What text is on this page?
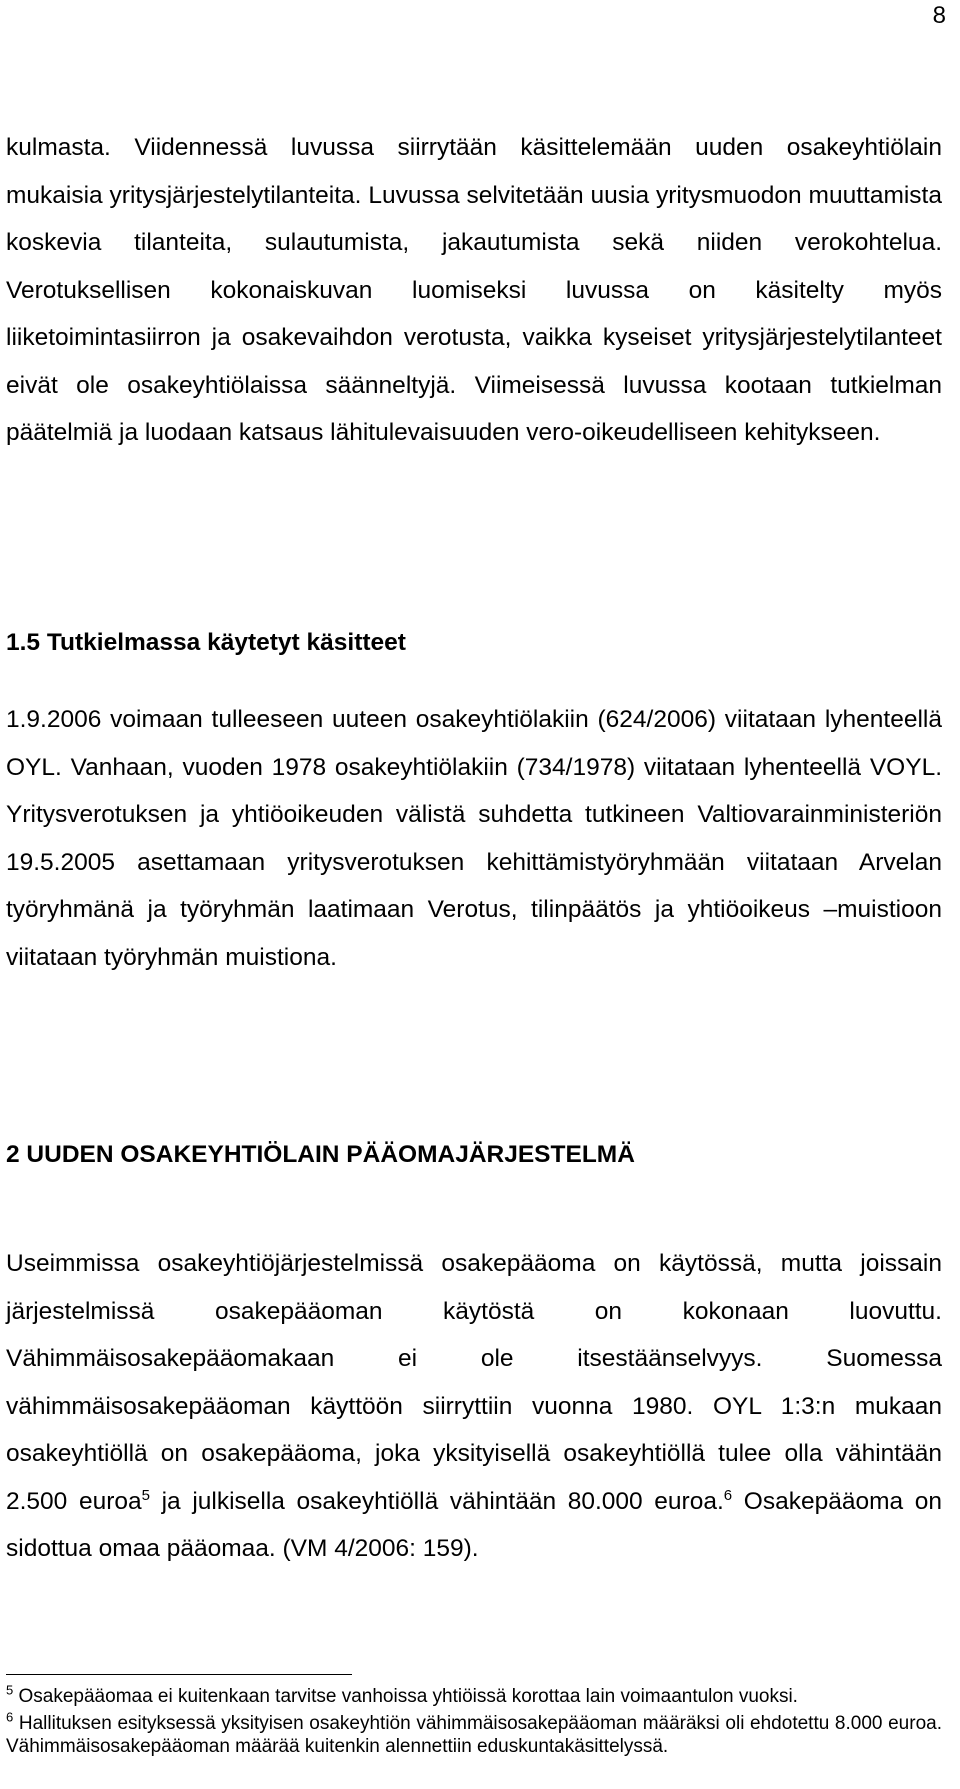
8

kulmasta. Viidennessä luvussa siirrytään käsittelemään uuden osakeyhtiölain mukaisia yritysjärjestelytilanteita. Luvussa selvitetään uusia yritysmuodon muuttamista koskevia tilanteita, sulautumista, jakautumista sekä niiden verokohtelua. Verotuksellisen kokonaiskuvan luomiseksi luvussa on käsitelty myös liiketoimintasiirron ja osakevaihdon verotusta, vaikka kyseiset yritysjärjestelytilanteet eivät ole osakeyhtiölaissa säänneltyjä. Viimeisessä luvussa kootaan tutkielman päätelmiä ja luodaan katsaus lähitulevaisuuden vero-oikeudelliseen kehitykseen.

1.5 Tutkielmassa käytetyt käsitteet

1.9.2006 voimaan tulleeseen uuteen osakeyhtiölakiin (624/2006) viitataan lyhenteellä OYL. Vanhaan, vuoden 1978 osakeyhtiölakiin (734/1978) viitataan lyhenteellä VOYL. Yritysverotuksen ja yhtiöoikeuden välistä suhdetta tutkineen Valtiovarainministeriön 19.5.2005 asettamaan yritysverotuksen kehittämistyöryhmään viitataan Arvelan työryhmänä ja työryhmän laatimaan Verotus, tilinpäätös ja yhtiöoikeus –muistioon viitataan työryhmän muistiona.

2 UUDEN OSAKEYHTIÖLAIN PÄÄOMAJÄRJESTELMÄ

Useimmissa osakeyhtiöjärjestelmissä osakepääoma on käytössä, mutta joissain järjestelmissä osakepääoman käytöstä on kokonaan luovuttu. Vähimmäisosakepääomakaan ei ole itsestäänselvyys. Suomessa vähimmäisosakepääoman käyttöön siirryttiin vuonna 1980. OYL 1:3:n mukaan osakeyhtiöllä on osakepääoma, joka yksityisellä osakeyhtiöllä tulee olla vähintään 2.500 euroa$^5$ ja julkisella osakeyhtiöllä vähintään 80.000 euroa.$^6$ Osakepääoma on sidottua omaa pääomaa. (VM 4/2006: 159).

$^5$ Osakepääomaa ei kuitenkaan tarvitse vanhoissa yhtiöissä korottaa lain voimaantulon vuoksi.

$^6$ Hallituksen esityksessä yksityisen osakeyhtiön vähimmäisosakepääoman määräksi oli ehdotettu 8.000 euroa. Vähimmäisosakepääoman määrää kuitenkin alennettiin eduskuntakäsittelyssä.
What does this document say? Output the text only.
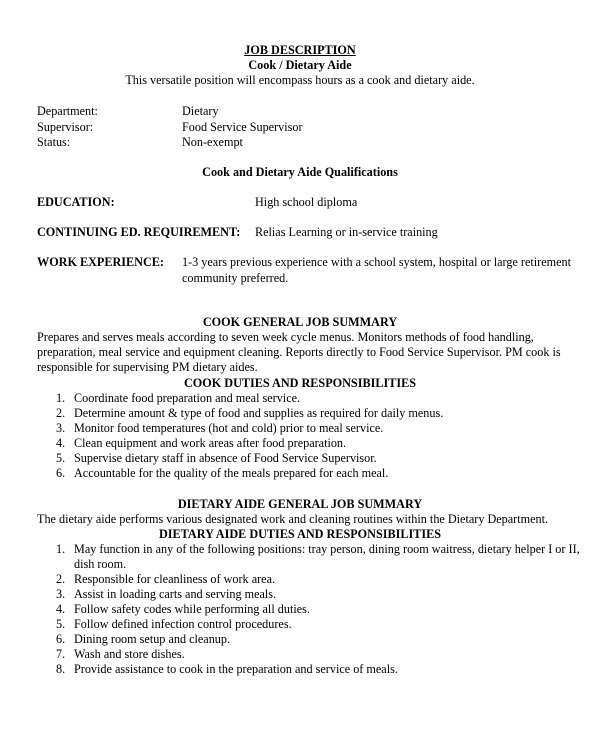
JOB DESCRIPTION
Cook / Dietary Aide
This versatile position will encompass hours as a cook and dietary aide.
Department:	Dietary
Supervisor:	Food Service Supervisor
Status:	Non-exempt
Cook and Dietary Aide Qualifications
EDUCATION:	High school diploma
CONTINUING ED. REQUIREMENT: Relias Learning or in-service training
WORK EXPERIENCE: 1-3 years previous experience with a school system, hospital or large retirement
community preferred.
COOK GENERAL JOB SUMMARY
Prepares and serves meals according to seven week cycle menus. Monitors methods of food handling, preparation, meal service and equipment cleaning. Reports directly to Food Service Supervisor. PM cook is responsible for supervising PM dietary aides.
COOK DUTIES AND RESPONSIBILITIES
1. Coordinate food preparation and meal service.
2. Determine amount & type of food and supplies as required for daily menus.
3. Monitor food temperatures (hot and cold) prior to meal service.
4. Clean equipment and work areas after food preparation.
5. Supervise dietary staff in absence of Food Service Supervisor.
6. Accountable for the quality of the meals prepared for each meal.
DIETARY AIDE GENERAL JOB SUMMARY
The dietary aide performs various designated work and cleaning routines within the Dietary Department.
DIETARY AIDE DUTIES AND RESPONSIBILITIES
1. May function in any of the following positions: tray person, dining room waitress, dietary helper I or II, dish room.
2. Responsible for cleanliness of work area.
3. Assist in loading carts and serving meals.
4. Follow safety codes while performing all duties.
5. Follow defined infection control procedures.
6. Dining room setup and cleanup.
7. Wash and store dishes.
8. Provide assistance to cook in the preparation and service of meals.
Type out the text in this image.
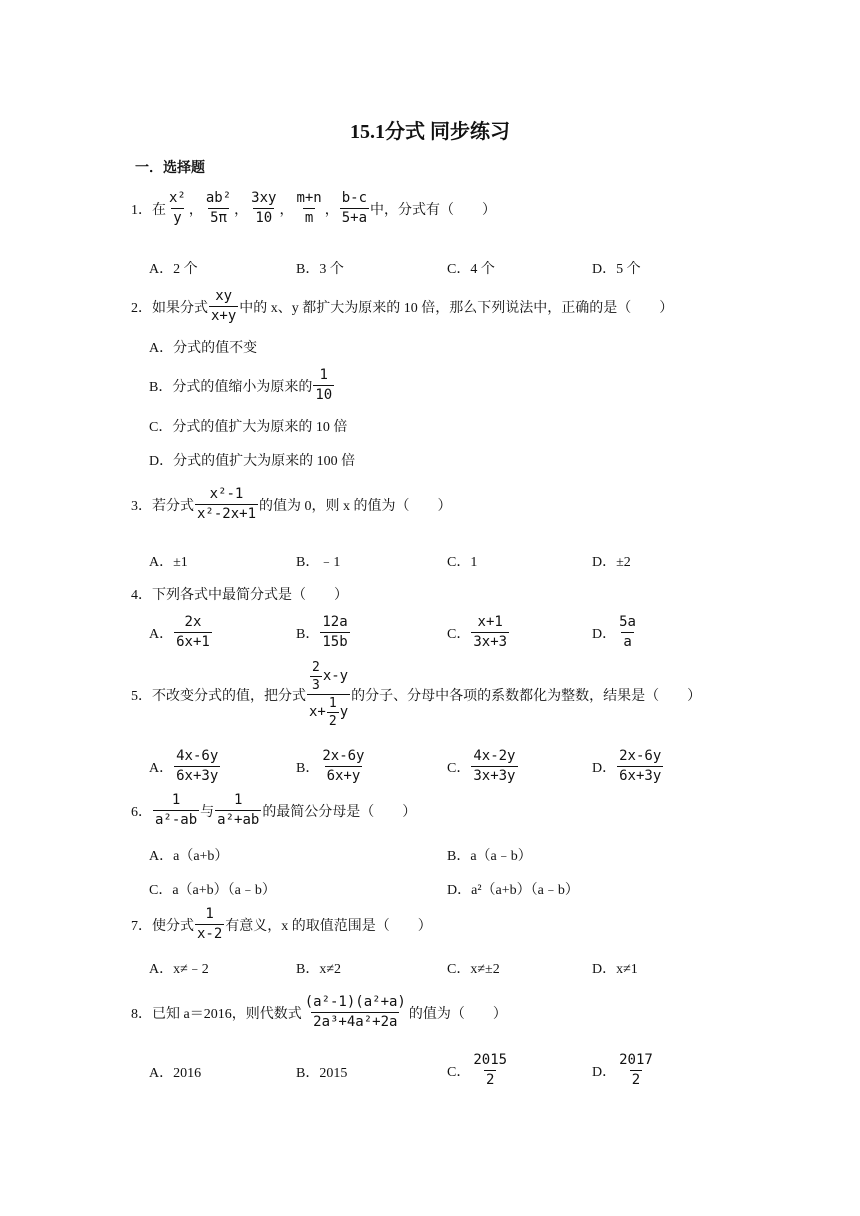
15.1分式 同步练习
一．选择题
1．在 $\frac{\text{x²}}{y}$ ， $\frac{\text{ab²}}{5\pi}$ ， $\frac{3xy}{10}$ ， $\frac{m+n}{m}$ ， $\frac{b-c}{5+a}$ 中，分式有（　　）
A．2 个	B．3 个	C．4 个	D．5 个
2．如果分式 $\frac{xy}{x+y}$ 中的 x、y 都扩大为原来的 10 倍，那么下列说法中，正确的是（　　）
A．分式的值不变
B．分式的值缩小为原来的 $\frac{1}{10}$
C．分式的值扩大为原来的 10 倍
D．分式的值扩大为原来的 100 倍
3．若分式 $\frac{\text{x²-1}}{\text{x²-2x+1}}$ 的值为 0，则 x 的值为（　　）
A．±1	B．﹣1	C．1	D．±2
4．下列各式中最简分式是（　　）
A． $\frac{2x}{6x+1}$	B． $\frac{12a}{15b}$	C． $\frac{x+1}{3x+3}$	D． $\frac{5a}{a}$
5．不改变分式的值，把分式 $\frac{\frac{2}{3} x-y}{x+ \frac{1}{2} y}$ 的分子、分母中各项的系数都化为整数，结果是（　　）
A． $\frac{4x-6y}{6x+3y}$	B． $\frac{2x-6y}{6x+y}$	C． $\frac{4x-2y}{3x+3y}$	D． $\frac{2x-6y}{6x+3y}$
6． $\frac{1}{\text{a²-ab}}$ 与 $\frac{1}{\text{a²+ab}}$ 的最简公分母是（　　）
A．a（a+b）	B．a（a﹣b）
C．a（a+b）（a﹣b）	D．a²（a+b）（a﹣b）
7．使分式 $\frac{1}{x-2}$ 有意义，x 的取值范围是（　　）
A．x≠﹣2	B．x≠2	C．x≠±2	D．x≠1
8．已知 a＝2016，则代数式 $\frac{\text{(a²-1)(a²+a)}}{\text{2a³+4a²+2a}}$ 的值为（　　）
A．2016	B．2015	C． $\frac{2015}{2}$	D． $\frac{2017}{2}$
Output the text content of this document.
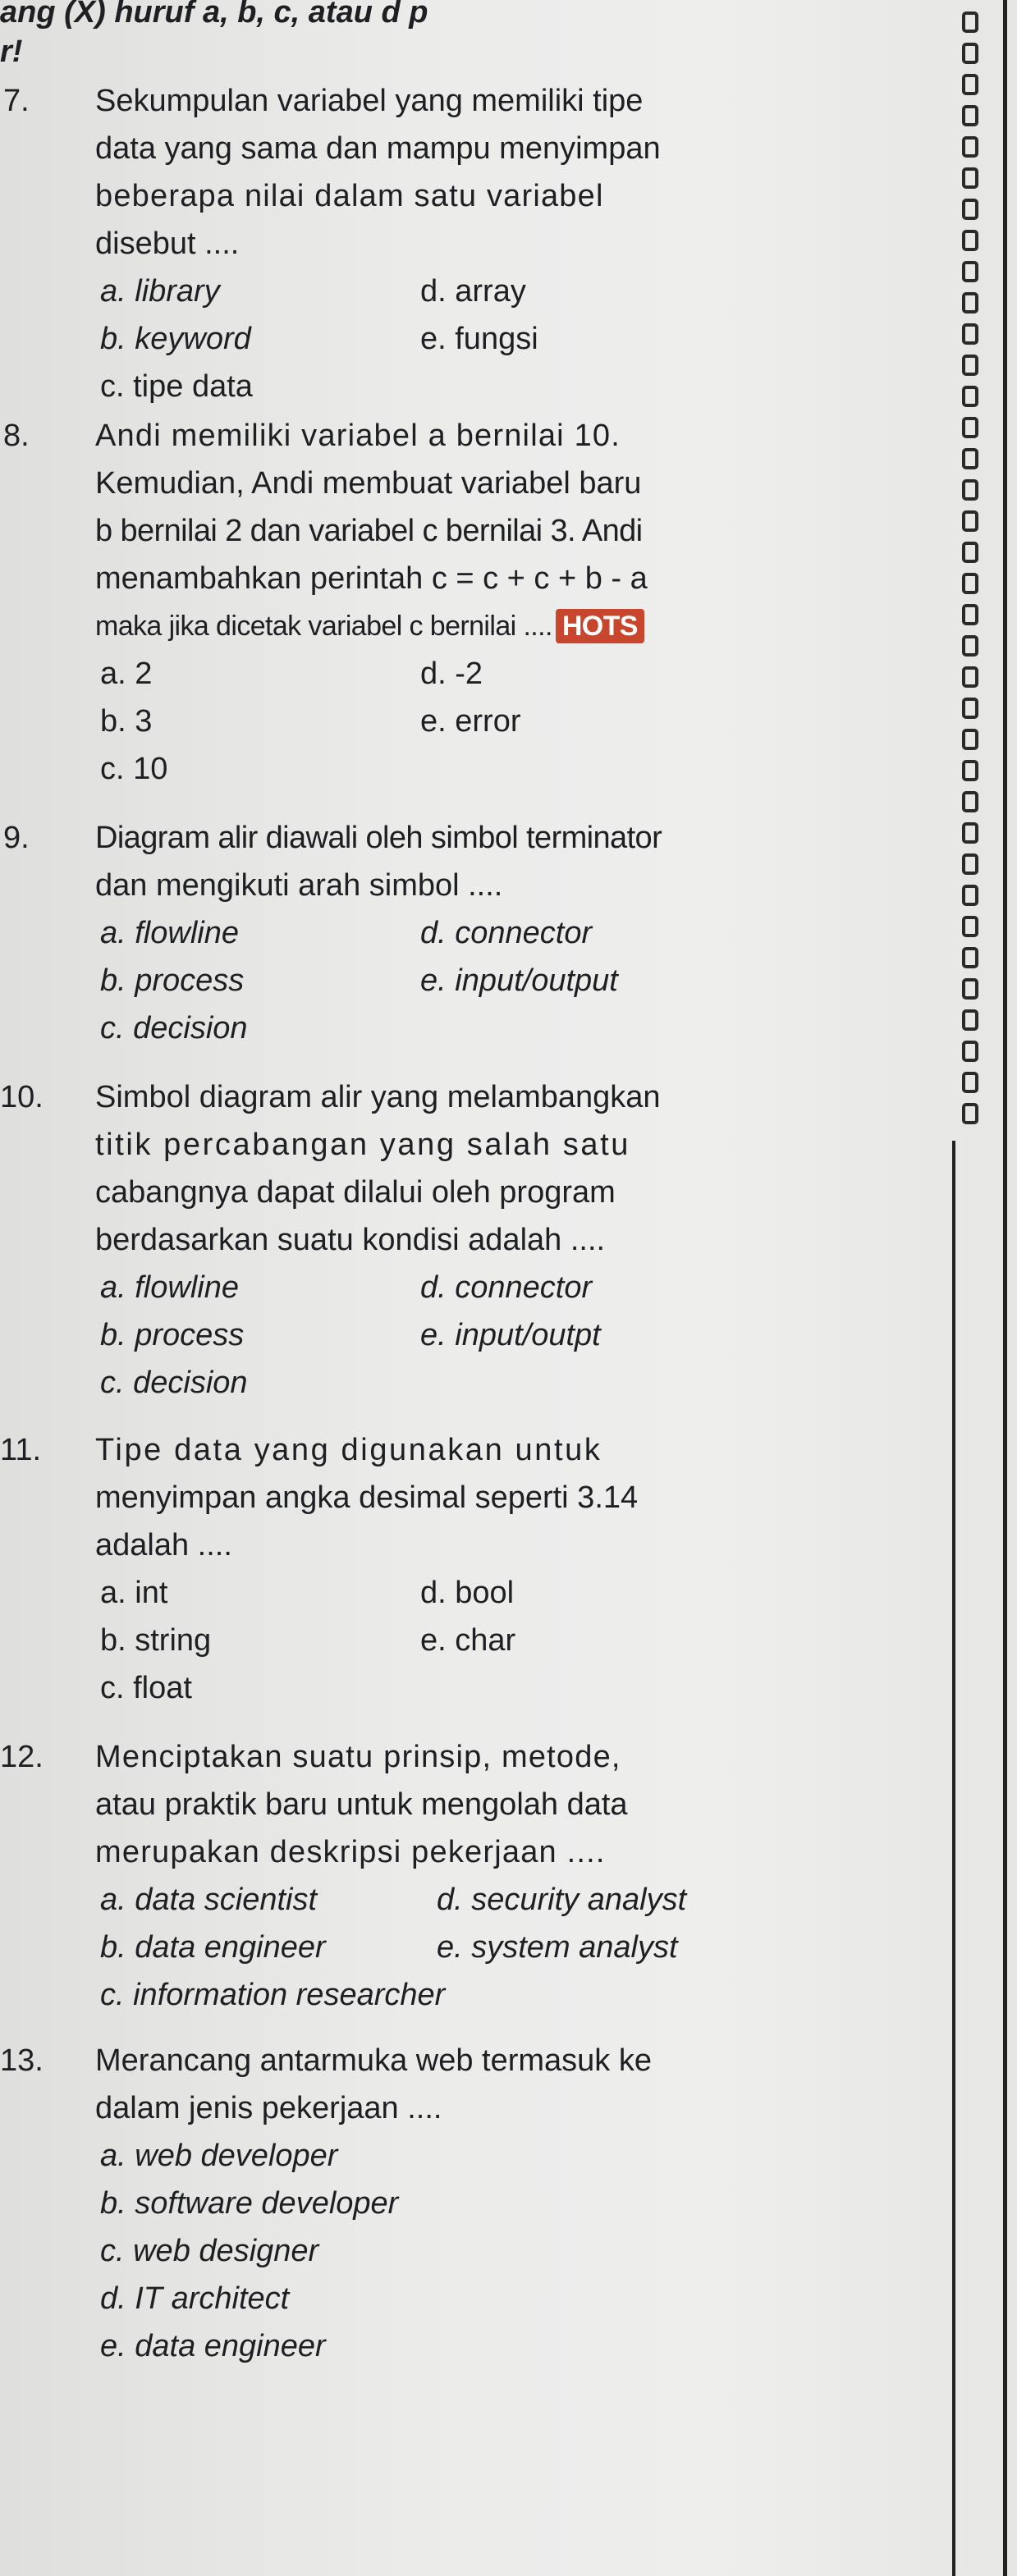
ang (X) huruf a, b, c, atau d p
r!
7. Sekumpulan variabel yang memiliki tipe
data yang sama dan mampu menyimpan
beberapa nilai dalam satu variabel
disebut ....
a. library
b. keyword
c. tipe data
d. array
e. fungsi
8. Andi memiliki variabel a bernilai 10.
Kemudian, Andi membuat variabel baru
b bernilai 2 dan variabel c bernilai 3. Andi
menambahkan perintah c = c + c + b - a
maka jika dicetak variabel c bernilai .... HOTS
a. 2
b. 3
c. 10
d. -2
e. error
9. Diagram alir diawali oleh simbol terminator
dan mengikuti arah simbol ....
a. flowline
b. process
c. decision
d. connector
e. input/output
10. Simbol diagram alir yang melambangkan
titik percabangan yang salah satu
cabangnya dapat dilalui oleh program
berdasarkan suatu kondisi adalah ....
a. flowline
b. process
c. decision
d. connector
e. input/outpt
11. Tipe data yang digunakan untuk
menyimpan angka desimal seperti 3.14
adalah ....
a. int
b. string
c. float
d. bool
e. char
12. Menciptakan suatu prinsip, metode,
atau praktik baru untuk mengolah data
merupakan deskripsi pekerjaan ....
a. data scientist
b. data engineer
c. information researcher
d. security analyst
e. system analyst
13. Merancang antarmuka web termasuk ke
dalam jenis pekerjaan ....
a. web developer
b. software developer
c. web designer
d. IT architect
e. data engineer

——

» Task description: Reply with one number only, the count of lines above that hold the string "document".

» Response: 2